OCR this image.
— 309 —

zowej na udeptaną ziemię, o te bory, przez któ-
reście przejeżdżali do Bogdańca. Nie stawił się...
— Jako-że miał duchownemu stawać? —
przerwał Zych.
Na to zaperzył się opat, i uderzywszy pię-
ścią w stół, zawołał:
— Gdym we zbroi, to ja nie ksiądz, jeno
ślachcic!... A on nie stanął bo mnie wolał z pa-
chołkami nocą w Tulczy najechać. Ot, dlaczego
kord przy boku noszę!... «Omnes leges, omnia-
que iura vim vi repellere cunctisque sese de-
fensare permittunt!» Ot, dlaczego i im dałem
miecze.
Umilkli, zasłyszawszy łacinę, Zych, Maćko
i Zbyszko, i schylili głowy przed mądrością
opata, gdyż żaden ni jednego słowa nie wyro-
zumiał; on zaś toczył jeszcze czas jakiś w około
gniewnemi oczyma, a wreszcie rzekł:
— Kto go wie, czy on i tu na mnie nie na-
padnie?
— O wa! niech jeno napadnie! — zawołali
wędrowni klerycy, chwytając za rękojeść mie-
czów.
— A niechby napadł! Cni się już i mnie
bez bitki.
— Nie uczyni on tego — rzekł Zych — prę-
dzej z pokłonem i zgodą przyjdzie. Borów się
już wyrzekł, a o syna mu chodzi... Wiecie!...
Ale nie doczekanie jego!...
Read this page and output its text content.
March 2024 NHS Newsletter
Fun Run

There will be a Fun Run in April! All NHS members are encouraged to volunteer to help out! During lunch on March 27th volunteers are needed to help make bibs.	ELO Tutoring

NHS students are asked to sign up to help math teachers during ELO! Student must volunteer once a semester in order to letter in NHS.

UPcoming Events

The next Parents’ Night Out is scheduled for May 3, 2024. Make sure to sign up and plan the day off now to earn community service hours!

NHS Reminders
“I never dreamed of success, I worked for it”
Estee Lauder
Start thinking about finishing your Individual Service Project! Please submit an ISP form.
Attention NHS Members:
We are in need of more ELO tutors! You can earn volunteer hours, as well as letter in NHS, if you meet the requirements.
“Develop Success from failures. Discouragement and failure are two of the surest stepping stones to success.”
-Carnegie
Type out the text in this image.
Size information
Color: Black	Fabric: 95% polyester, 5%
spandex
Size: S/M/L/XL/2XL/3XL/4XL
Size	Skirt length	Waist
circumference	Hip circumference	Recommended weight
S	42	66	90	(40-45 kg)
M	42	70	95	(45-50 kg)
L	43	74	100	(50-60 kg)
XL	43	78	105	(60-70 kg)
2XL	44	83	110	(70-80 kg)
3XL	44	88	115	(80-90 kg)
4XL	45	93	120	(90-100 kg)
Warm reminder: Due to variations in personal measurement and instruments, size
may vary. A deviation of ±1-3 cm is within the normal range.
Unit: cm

**Task directions**.
Copy out every line in the listing where the word "image" appears.

**Solution for this problem**.
OCR this image.
Type out the text in this image.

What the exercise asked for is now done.